* _Instructions for the task_
Locate all lines with the word "সরবর". Copy them.

(Dataset items)
______________________________

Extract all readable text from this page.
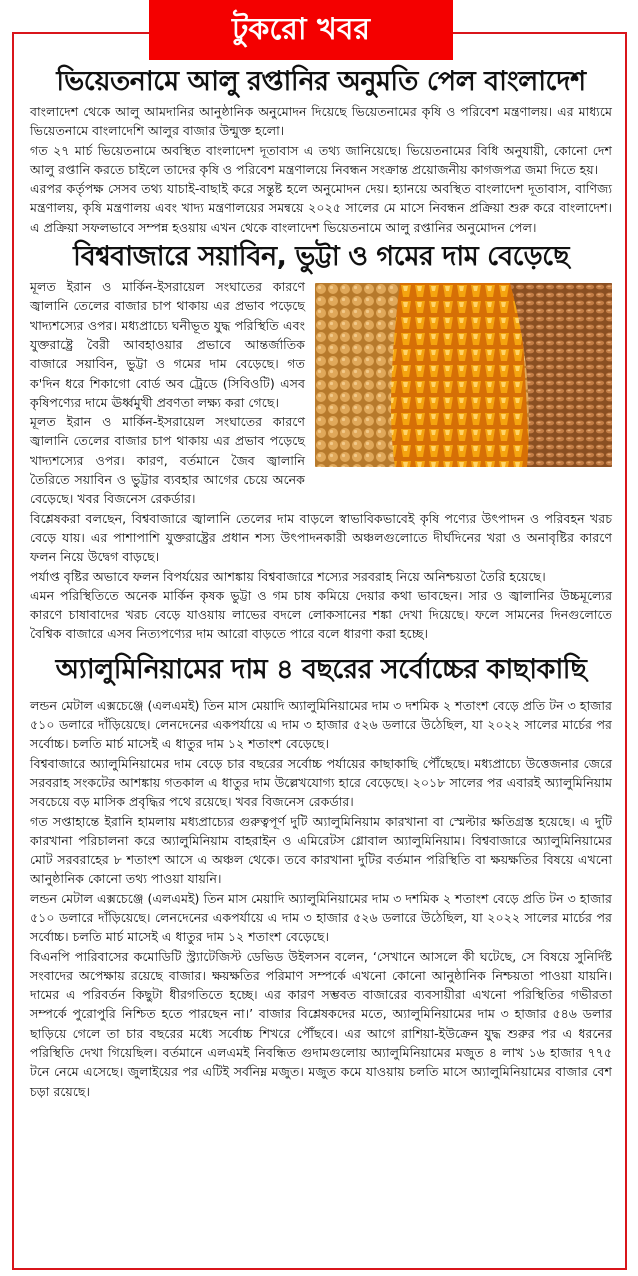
টুকরো খবর
ভিয়েতনামে আলু রপ্তানির অনুমতি পেল বাংলাদেশ

বাংলাদেশ থেকে আলু আমদানির আনুষ্ঠানিক অনুমোদন দিয়েছে ভিয়েতনামের কৃষি ও পরিবেশ মন্ত্রণালয়। এর মাধ্যমে ভিয়েতনামে বাংলাদেশি আলুর বাজার উন্মুক্ত হলো।

গত ২৭ মার্চ ভিয়েতনামে অবস্থিত বাংলাদেশ দূতাবাস এ তথ্য জানিয়েছে। ভিয়েতনামের বিধি অনুযায়ী, কোনো দেশ আলু রপ্তানি করতে চাইলে তাদের কৃষি ও পরিবেশ মন্ত্রণালয়ে নিবন্ধন সংক্রান্ত প্রয়োজনীয় কাগজপত্র জমা দিতে হয়।

এরপর কর্তৃপক্ষ সেসব তথ্য যাচাই-বাছাই করে সন্তুষ্ট হলে অনুমোদন দেয়। হ্যানয়ে অবস্থিত বাংলাদেশ দূতাবাস, বাণিজ্য মন্ত্রণালয়, কৃষি মন্ত্রণালয় এবং খাদ্য মন্ত্রণালয়ের সমন্বয়ে ২০২৫ সালের মে মাসে নিবন্ধন প্রক্রিয়া শুরু করে বাংলাদেশ। এ প্রক্রিয়া সফলভাবে সম্পন্ন হওয়ায় এখন থেকে বাংলাদেশ ভিয়েতনামে আলু রপ্তানির অনুমোদন পেল।

বিশ্ববাজারে সয়াবিন, ভুট্টা ও গমের দাম বেড়েছে

মূলত ইরান ও মার্কিন-ইসরায়েল সংঘাতের কারণে জ্বালানি তেলের বাজার চাপ থাকায় এর প্রভাব পড়েছে খাদ্যশস্যের ওপর। মধ্যপ্রাচ্যে ঘনীভূত যুদ্ধ পরিস্থিতি এবং যুক্তরাষ্ট্রে বৈরী আবহাওয়ার প্রভাবে আন্তর্জাতিক বাজারে সয়াবিন, ভুট্টা ও গমের দাম বেড়েছে। গত ক'দিন ধরে শিকাগো বোর্ড অব ট্রেডে (সিবিওটি) এসব কৃষিপণ্যের দামে ঊর্ধ্বমুখী প্রবণতা লক্ষ্য করা গেছে।

মূলত ইরান ও মার্কিন-ইসরায়েল সংঘাতের কারণে জ্বালানি তেলের বাজার চাপ থাকায় এর প্রভাব পড়েছে খাদ্যশস্যের ওপর। কারণ, বর্তমানে জৈব জ্বালানি তৈরিতে সয়াবিন ও ভুট্টার ব্যবহার আগের চেয়ে অনেক বেড়েছে। খবর বিজনেস রেকর্ডার।

বিশ্লেষকরা বলছেন, বিশ্ববাজারে জ্বালানি তেলের দাম বাড়লে স্বাভাবিকভাবেই কৃষি পণ্যের উৎপাদন ও পরিবহন খরচ বেড়ে যায়। এর পাশাপাশি যুক্তরাষ্ট্রের প্রধান শস্য উৎপাদনকারী অঞ্চলগুলোতে দীর্ঘদিনের খরা ও অনাবৃষ্টির কারণে ফলন নিয়ে উদ্বেগ বাড়ছে।

পর্যাপ্ত বৃষ্টির অভাবে ফলন বিপর্যয়ের আশঙ্কায় বিশ্ববাজারে শস্যের সরবরাহ নিয়ে অনিশ্চয়তা তৈরি হয়েছে।

এমন পরিস্থিতিতে অনেক মার্কিন কৃষক ভুট্টা ও গম চাষ কমিয়ে দেয়ার কথা ভাবছেন। সার ও জ্বালানির উচ্চমূল্যের কারণে চাষাবাদের খরচ বেড়ে যাওয়ায় লাভের বদলে লোকসানের শঙ্কা দেখা দিয়েছে। ফলে সামনের দিনগুলোতে বৈশ্বিক বাজারে এসব নিত্যপণ্যের দাম আরো বাড়তে পারে বলে ধারণা করা হচ্ছে।

অ্যালুমিনিয়ামের দাম ৪ বছরের সর্বোচ্চের কাছাকাছি

লন্ডন মেটাল এক্সচেঞ্জে (এলএমই) তিন মাস মেয়াদি অ্যালুমিনিয়ামের দাম ৩ দশমিক ২ শতাংশ বেড়ে প্রতি টন ৩ হাজার ৫১০ ডলারে দাঁড়িয়েছে। লেনদেনের একপর্যায়ে এ দাম ৩ হাজার ৫২৬ ডলারে উঠেছিল, যা ২০২২ সালের মার্চের পর সর্বোচ্চ। চলতি মার্চ মাসেই এ ধাতুর দাম ১২ শতাংশ বেড়েছে।

বিশ্ববাজারে অ্যালুমিনিয়ামের দাম বেড়ে চার বছরের সর্বোচ্চ পর্যায়ের কাছাকাছি পৌঁছেছে। মধ্যপ্রাচ্যে উত্তেজনার জেরে সরবরাহ সংকটের আশঙ্কায় গতকাল এ ধাতুর দাম উল্লেখযোগ্য হারে বেড়েছে। ২০১৮ সালের পর এবারই অ্যালুমিনিয়াম সবচেয়ে বড় মাসিক প্রবৃদ্ধির পথে রয়েছে। খবর বিজনেস রেকর্ডার।

গত সপ্তাহান্তে ইরানি হামলায় মধ্যপ্রাচ্যের গুরুত্বপূর্ণ দুটি অ্যালুমিনিয়াম কারখানা বা স্মেল্টার ক্ষতিগ্রস্ত হয়েছে। এ দুটি কারখানা পরিচালনা করে অ্যালুমিনিয়াম বাহরাইন ও এমিরেটস গ্লোবাল অ্যালুমিনিয়াম। বিশ্ববাজারে অ্যালুমিনিয়ামের মোট সরবরাহের ৮ শতাংশ আসে এ অঞ্চল থেকে। তবে কারখানা দুটির বর্তমান পরিস্থিতি বা ক্ষয়ক্ষতির বিষয়ে এখনো আনুষ্ঠানিক কোনো তথ্য পাওয়া যায়নি।

লন্ডন মেটাল এক্সচেঞ্জে (এলএমই) তিন মাস মেয়াদি অ্যালুমিনিয়ামের দাম ৩ দশমিক ২ শতাংশ বেড়ে প্রতি টন ৩ হাজার ৫১০ ডলারে দাঁড়িয়েছে। লেনদেনের একপর্যায়ে এ দাম ৩ হাজার ৫২৬ ডলারে উঠেছিল, যা ২০২২ সালের মার্চের পর সর্বোচ্চ। চলতি মার্চ মাসেই এ ধাতুর দাম ১২ শতাংশ বেড়েছে।

বিএনপি পারিবাসের কমোডিটি স্ট্র্যাটেজিস্ট ডেভিড উইলসন বলেন, ‘সেখানে আসলে কী ঘটেছে, সে বিষয়ে সুনির্দিষ্ট সংবাদের অপেক্ষায় রয়েছে বাজার। ক্ষয়ক্ষতির পরিমাণ সম্পর্কে এখনো কোনো আনুষ্ঠানিক নিশ্চয়তা পাওয়া যায়নি। দামের এ পরিবর্তন কিছুটা ধীরগতিতে হচ্ছে। এর কারণ সম্ভবত বাজারের ব্যবসায়ীরা এখনো পরিস্থিতির গভীরতা সম্পর্কে পুরোপুরি নিশ্চিত হতে পারছেন না।’ বাজার বিশ্লেষকদের মতে, অ্যালুমিনিয়ামের দাম ৩ হাজার ৫৪৬ ডলার ছাড়িয়ে গেলে তা চার বছরের মধ্যে সর্বোচ্চ শিখরে পৌঁছবে। এর আগে রাশিয়া-ইউক্রেন যুদ্ধ শুরুর পর এ ধরনের পরিস্থিতি দেখা গিয়েছিল। বর্তমানে এলএমই নিবন্ধিত গুদামগুলোয় অ্যালুমিনিয়ামের মজুত ৪ লাখ ১৬ হাজার ৭৭৫ টনে নেমে এসেছে। জুলাইয়ের পর এটিই সর্বনিম্ন মজুত। মজুত কমে যাওয়ায় চলতি মাসে অ্যালুমিনিয়ামের বাজার বেশ চড়া রয়েছে।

______________________________

* _In response_
পর্যাপ্ত বৃষ্টির অভাবে ফলন বিপর্যয়ের আশঙ্কায় বিশ্ববাজারে শস্যের সরবরাহ নিয়ে অনিশ্চয়তা তৈরি হয়েছে।
বিশ্ববাজারে অ্যালুমিনিয়ামের দাম বেড়ে চার বছরের সর্বোচ্চ পর্যায়ের কাছাকাছি পৌঁছেছে। মধ্যপ্রাচ্যে উত্তেজনার জেরে সরবরাহ সংকটের আশঙ্কায় গতকাল এ ধাতুর দাম উল্লেখযোগ্য হারে বেড়েছে। ২০১৮ সালের পর এবারই অ্যালুমিনিয়াম সবচেয়ে বড় মাসিক প্রবৃদ্ধির পথে রয়েছে। খবর বিজনেস রেকর্ডার।
গত সপ্তাহান্তে ইরানি হামলায় মধ্যপ্রাচ্যের গুরুত্বপূর্ণ দুটি অ্যালুমিনিয়াম কারখানা বা স্মেল্টার ক্ষতিগ্রস্ত হয়েছে। এ দুটি কারখানা পরিচালনা করে অ্যালুমিনিয়াম বাহরাইন ও এমিরেটস গ্লোবাল অ্যালুমিনিয়াম। বিশ্ববাজারে অ্যালুমিনিয়ামের মোট সরবরাহের ৮ শতাংশ আসে এ অঞ্চল থেকে। তবে কারখানা দুটির বর্তমান পরিস্থিতি বা ক্ষয়ক্ষতির বিষয়ে এখনো আনুষ্ঠানিক কোনো তথ্য পাওয়া যায়নি।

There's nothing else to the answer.